[STORED ROWS]:

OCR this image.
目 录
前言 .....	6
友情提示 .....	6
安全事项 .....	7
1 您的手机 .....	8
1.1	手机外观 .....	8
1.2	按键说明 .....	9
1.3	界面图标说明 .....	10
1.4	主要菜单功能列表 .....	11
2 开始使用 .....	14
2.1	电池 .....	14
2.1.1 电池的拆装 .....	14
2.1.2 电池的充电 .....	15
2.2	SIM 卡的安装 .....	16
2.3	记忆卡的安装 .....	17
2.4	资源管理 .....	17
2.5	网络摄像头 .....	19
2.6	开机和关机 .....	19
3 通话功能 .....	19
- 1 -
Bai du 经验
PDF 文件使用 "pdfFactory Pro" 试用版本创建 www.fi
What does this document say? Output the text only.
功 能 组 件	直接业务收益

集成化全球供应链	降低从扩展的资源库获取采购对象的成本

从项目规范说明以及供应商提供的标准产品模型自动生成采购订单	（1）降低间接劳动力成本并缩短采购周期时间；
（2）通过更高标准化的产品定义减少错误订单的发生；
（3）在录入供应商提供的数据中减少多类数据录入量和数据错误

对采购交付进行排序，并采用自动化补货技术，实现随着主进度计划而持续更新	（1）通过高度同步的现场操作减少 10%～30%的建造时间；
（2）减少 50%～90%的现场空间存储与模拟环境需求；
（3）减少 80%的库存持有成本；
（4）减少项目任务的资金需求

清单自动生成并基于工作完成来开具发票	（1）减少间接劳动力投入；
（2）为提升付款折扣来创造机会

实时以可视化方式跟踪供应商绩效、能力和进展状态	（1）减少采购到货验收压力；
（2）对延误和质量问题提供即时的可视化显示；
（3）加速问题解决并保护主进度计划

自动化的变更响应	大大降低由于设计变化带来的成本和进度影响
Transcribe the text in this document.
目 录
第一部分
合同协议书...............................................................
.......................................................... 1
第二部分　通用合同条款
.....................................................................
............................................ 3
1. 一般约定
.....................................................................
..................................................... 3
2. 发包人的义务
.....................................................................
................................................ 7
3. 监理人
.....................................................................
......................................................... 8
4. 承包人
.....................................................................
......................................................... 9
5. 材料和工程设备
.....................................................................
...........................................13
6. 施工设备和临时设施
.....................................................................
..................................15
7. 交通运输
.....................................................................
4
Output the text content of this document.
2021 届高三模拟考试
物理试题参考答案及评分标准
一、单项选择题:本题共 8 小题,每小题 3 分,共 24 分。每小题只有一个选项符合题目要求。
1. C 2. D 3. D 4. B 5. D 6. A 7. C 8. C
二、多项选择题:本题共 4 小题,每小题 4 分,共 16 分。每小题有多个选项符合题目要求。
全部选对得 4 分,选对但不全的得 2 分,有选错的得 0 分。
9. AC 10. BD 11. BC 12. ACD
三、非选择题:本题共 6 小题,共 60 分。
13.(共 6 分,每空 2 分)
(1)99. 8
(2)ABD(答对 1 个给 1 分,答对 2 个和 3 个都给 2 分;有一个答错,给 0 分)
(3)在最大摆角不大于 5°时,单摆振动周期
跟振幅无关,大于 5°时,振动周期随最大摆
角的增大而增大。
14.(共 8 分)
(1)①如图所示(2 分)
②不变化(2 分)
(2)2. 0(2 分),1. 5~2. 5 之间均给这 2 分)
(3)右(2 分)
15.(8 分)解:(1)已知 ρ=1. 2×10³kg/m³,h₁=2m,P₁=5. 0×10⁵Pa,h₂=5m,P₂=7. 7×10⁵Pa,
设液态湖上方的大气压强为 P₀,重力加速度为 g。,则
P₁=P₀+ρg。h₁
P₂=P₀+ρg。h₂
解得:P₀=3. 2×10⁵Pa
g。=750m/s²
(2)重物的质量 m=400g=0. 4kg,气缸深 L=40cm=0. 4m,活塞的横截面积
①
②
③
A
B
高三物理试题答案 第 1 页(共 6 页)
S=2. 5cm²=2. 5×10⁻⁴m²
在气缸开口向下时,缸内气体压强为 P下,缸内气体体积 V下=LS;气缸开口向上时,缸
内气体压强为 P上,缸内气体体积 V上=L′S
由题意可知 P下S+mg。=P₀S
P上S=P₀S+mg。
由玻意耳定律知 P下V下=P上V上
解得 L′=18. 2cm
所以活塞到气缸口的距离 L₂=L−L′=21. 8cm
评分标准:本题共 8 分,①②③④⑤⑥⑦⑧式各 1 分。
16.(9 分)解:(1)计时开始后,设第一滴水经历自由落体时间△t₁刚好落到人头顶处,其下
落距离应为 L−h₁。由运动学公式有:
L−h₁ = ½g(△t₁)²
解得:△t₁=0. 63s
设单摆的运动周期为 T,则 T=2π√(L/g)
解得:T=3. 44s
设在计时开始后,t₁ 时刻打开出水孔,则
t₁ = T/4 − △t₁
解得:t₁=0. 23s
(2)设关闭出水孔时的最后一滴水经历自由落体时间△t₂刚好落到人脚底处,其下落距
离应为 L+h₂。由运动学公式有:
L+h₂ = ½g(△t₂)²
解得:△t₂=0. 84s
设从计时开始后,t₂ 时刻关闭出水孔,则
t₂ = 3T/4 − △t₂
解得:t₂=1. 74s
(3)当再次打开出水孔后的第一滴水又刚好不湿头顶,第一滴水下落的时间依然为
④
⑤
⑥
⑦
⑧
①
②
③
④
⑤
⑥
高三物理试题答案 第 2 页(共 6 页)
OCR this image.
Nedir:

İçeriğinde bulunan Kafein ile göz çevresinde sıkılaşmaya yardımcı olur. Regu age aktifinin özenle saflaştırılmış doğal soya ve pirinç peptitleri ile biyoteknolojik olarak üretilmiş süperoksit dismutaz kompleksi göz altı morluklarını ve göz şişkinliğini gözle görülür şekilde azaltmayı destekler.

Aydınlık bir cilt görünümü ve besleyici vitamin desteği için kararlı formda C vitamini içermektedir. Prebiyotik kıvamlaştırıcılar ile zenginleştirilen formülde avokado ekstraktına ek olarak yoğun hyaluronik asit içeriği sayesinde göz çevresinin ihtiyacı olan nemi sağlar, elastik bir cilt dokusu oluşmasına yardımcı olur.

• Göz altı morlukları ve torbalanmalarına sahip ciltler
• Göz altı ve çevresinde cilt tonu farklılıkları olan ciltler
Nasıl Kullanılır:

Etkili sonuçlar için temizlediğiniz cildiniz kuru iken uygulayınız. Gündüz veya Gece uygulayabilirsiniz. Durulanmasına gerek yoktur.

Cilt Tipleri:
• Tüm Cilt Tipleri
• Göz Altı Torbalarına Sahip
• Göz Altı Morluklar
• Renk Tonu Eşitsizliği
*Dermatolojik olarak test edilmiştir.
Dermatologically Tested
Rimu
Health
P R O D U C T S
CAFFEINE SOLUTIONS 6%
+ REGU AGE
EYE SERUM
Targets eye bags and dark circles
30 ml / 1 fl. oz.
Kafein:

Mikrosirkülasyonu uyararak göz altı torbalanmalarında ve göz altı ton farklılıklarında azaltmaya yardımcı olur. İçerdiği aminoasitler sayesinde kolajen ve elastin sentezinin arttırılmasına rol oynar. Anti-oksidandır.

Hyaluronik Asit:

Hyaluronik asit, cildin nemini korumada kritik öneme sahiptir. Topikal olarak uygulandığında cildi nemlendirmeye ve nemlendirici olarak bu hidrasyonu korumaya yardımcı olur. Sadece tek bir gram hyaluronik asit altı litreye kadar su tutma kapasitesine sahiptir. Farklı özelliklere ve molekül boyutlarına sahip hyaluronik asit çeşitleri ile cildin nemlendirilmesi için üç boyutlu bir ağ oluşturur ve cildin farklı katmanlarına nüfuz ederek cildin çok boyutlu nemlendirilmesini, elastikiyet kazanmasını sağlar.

[WHAT IS REQUIRED]: Write out the data exactly as it stands.

[COMPLETED EXERCISE]:
OCR this image.
目 录
前言 .....	6
友情提示 .....	6
安全事项 .....	7
1 您的手机 .....	8
1.1	手机外观 .....	8
1.2	按键说明 .....	9
1.3	界面图标说明 .....	10
1.4	主要菜单功能列表 .....	11
2 开始使用 .....	14
2.1	电池 .....	14
2.1.1 电池的拆装 .....	14
2.1.2 电池的充电 .....	15
2.2	SIM 卡的安装 .....	16
2.3	记忆卡的安装 .....	17
2.4	资源管理 .....	17
2.5	网络摄像头 .....	19
2.6	开机和关机 .....	19
3 通话功能 .....	19
- 1 -
Bai du 经验
PDF 文件使用 "pdfFactory Pro" 试用版本创建 www.fi
What does this document say? Output the text only.
功 能 组 件	直接业务收益

集成化全球供应链	降低从扩展的资源库获取采购对象的成本

从项目规范说明以及供应商提供的标准产品模型自动生成采购订单	（1）降低间接劳动力成本并缩短采购周期时间；
（2）通过更高标准化的产品定义减少错误订单的发生；
（3）在录入供应商提供的数据中减少多类数据录入量和数据错误

对采购交付进行排序，并采用自动化补货技术，实现随着主进度计划而持续更新	（1）通过高度同步的现场操作减少 10%～30%的建造时间；
（2）减少 50%～90%的现场空间存储与模拟环境需求；
（3）减少 80%的库存持有成本；
（4）减少项目任务的资金需求

清单自动生成并基于工作完成来开具发票	（1）减少间接劳动力投入；
（2）为提升付款折扣来创造机会

实时以可视化方式跟踪供应商绩效、能力和进展状态	（1）减少采购到货验收压力；
（2）对延误和质量问题提供即时的可视化显示；
（3）加速问题解决并保护主进度计划

自动化的变更响应	大大降低由于设计变化带来的成本和进度影响
Transcribe the text in this document.
目 录
第一部分
合同协议书...............................................................
.......................................................... 1
第二部分　通用合同条款
.....................................................................
............................................ 3
1. 一般约定
.....................................................................
..................................................... 3
2. 发包人的义务
.....................................................................
................................................ 7
3. 监理人
.....................................................................
......................................................... 8
4. 承包人
.....................................................................
......................................................... 9
5. 材料和工程设备
.....................................................................
...........................................13
6. 施工设备和临时设施
.....................................................................
..................................15
7. 交通运输
.....................................................................
4
Output the text content of this document.
2021 届高三模拟考试
物理试题参考答案及评分标准
一、单项选择题:本题共 8 小题,每小题 3 分,共 24 分。每小题只有一个选项符合题目要求。
1. C 2. D 3. D 4. B 5. D 6. A 7. C 8. C
二、多项选择题:本题共 4 小题,每小题 4 分,共 16 分。每小题有多个选项符合题目要求。
全部选对得 4 分,选对但不全的得 2 分,有选错的得 0 分。
9. AC 10. BD 11. BC 12. ACD
三、非选择题:本题共 6 小题,共 60 分。
13.(共 6 分,每空 2 分)
(1)99. 8
(2)ABD(答对 1 个给 1 分,答对 2 个和 3 个都给 2 分;有一个答错,给 0 分)
(3)在最大摆角不大于 5°时,单摆振动周期
跟振幅无关,大于 5°时,振动周期随最大摆
角的增大而增大。
14.(共 8 分)
(1)①如图所示(2 分)
②不变化(2 分)
(2)2. 0(2 分),1. 5~2. 5 之间均给这 2 分)
(3)右(2 分)
15.(8 分)解:(1)已知 ρ=1. 2×10³kg/m³,h₁=2m,P₁=5. 0×10⁵Pa,h₂=5m,P₂=7. 7×10⁵Pa,
设液态湖上方的大气压强为 P₀,重力加速度为 g。,则
P₁=P₀+ρg。h₁
P₂=P₀+ρg。h₂
解得:P₀=3. 2×10⁵Pa
g。=750m/s²
(2)重物的质量 m=400g=0. 4kg,气缸深 L=40cm=0. 4m,活塞的横截面积
①
②
③
A
B
高三物理试题答案 第 1 页(共 6 页)
S=2. 5cm²=2. 5×10⁻⁴m²
在气缸开口向下时,缸内气体压强为 P下,缸内气体体积 V下=LS;气缸开口向上时,缸
内气体压强为 P上,缸内气体体积 V上=L′S
由题意可知 P下S+mg。=P₀S
P上S=P₀S+mg。
由玻意耳定律知 P下V下=P上V上
解得 L′=18. 2cm
所以活塞到气缸口的距离 L₂=L−L′=21. 8cm
评分标准:本题共 8 分,①②③④⑤⑥⑦⑧式各 1 分。
16.(9 分)解:(1)计时开始后,设第一滴水经历自由落体时间△t₁刚好落到人头顶处,其下
落距离应为 L−h₁。由运动学公式有:
L−h₁ = ½g(△t₁)²
解得:△t₁=0. 63s
设单摆的运动周期为 T,则 T=2π√(L/g)
解得:T=3. 44s
设在计时开始后,t₁ 时刻打开出水孔,则
t₁ = T/4 − △t₁
解得:t₁=0. 23s
(2)设关闭出水孔时的最后一滴水经历自由落体时间△t₂刚好落到人脚底处,其下落距
离应为 L+h₂。由运动学公式有:
L+h₂ = ½g(△t₂)²
解得:△t₂=0. 84s
设从计时开始后,t₂ 时刻关闭出水孔,则
t₂ = 3T/4 − △t₂
解得:t₂=1. 74s
(3)当再次打开出水孔后的第一滴水又刚好不湿头顶,第一滴水下落的时间依然为
④
⑤
⑥
⑦
⑧
①
②
③
④
⑤
⑥
高三物理试题答案 第 2 页(共 6 页)
OCR this image.
Nedir:

İçeriğinde bulunan Kafein ile göz çevresinde sıkılaşmaya yardımcı olur. Regu age aktifinin özenle saflaştırılmış doğal soya ve pirinç peptitleri ile biyoteknolojik olarak üretilmiş süperoksit dismutaz kompleksi göz altı morluklarını ve göz şişkinliğini gözle görülür şekilde azaltmayı destekler.

Aydınlık bir cilt görünümü ve besleyici vitamin desteği için kararlı formda C vitamini içermektedir. Prebiyotik kıvamlaştırıcılar ile zenginleştirilen formülde avokado ekstraktına ek olarak yoğun hyaluronik asit içeriği sayesinde göz çevresinin ihtiyacı olan nemi sağlar, elastik bir cilt dokusu oluşmasına yardımcı olur.

• Göz altı morlukları ve torbalanmalarına sahip ciltler
• Göz altı ve çevresinde cilt tonu farklılıkları olan ciltler
Nasıl Kullanılır:

Etkili sonuçlar için temizlediğiniz cildiniz kuru iken uygulayınız. Gündüz veya Gece uygulayabilirsiniz. Durulanmasına gerek yoktur.

Cilt Tipleri:
• Tüm Cilt Tipleri
• Göz Altı Torbalarına Sahip
• Göz Altı Morluklar
• Renk Tonu Eşitsizliği
*Dermatolojik olarak test edilmiştir.
Dermatologically Tested
Rimu
Health
P R O D U C T S
CAFFEINE SOLUTIONS 6%
+ REGU AGE
EYE SERUM
Targets eye bags and dark circles
30 ml / 1 fl. oz.
Kafein:

Mikrosirkülasyonu uyararak göz altı torbalanmalarında ve göz altı ton farklılıklarında azaltmaya yardımcı olur. İçerdiği aminoasitler sayesinde kolajen ve elastin sentezinin arttırılmasına rol oynar. Anti-oksidandır.

Hyaluronik Asit:

Hyaluronik asit, cildin nemini korumada kritik öneme sahiptir. Topikal olarak uygulandığında cildi nemlendirmeye ve nemlendirici olarak bu hidrasyonu korumaya yardımcı olur. Sadece tek bir gram hyaluronik asit altı litreye kadar su tutma kapasitesine sahiptir. Farklı özelliklere ve molekül boyutlarına sahip hyaluronik asit çeşitleri ile cildin nemlendirilmesi için üç boyutlu bir ağ oluşturur ve cildin farklı katmanlarına nüfuz ederek cildin çok boyutlu nemlendirilmesini, elastikiyet kazanmasını sağlar.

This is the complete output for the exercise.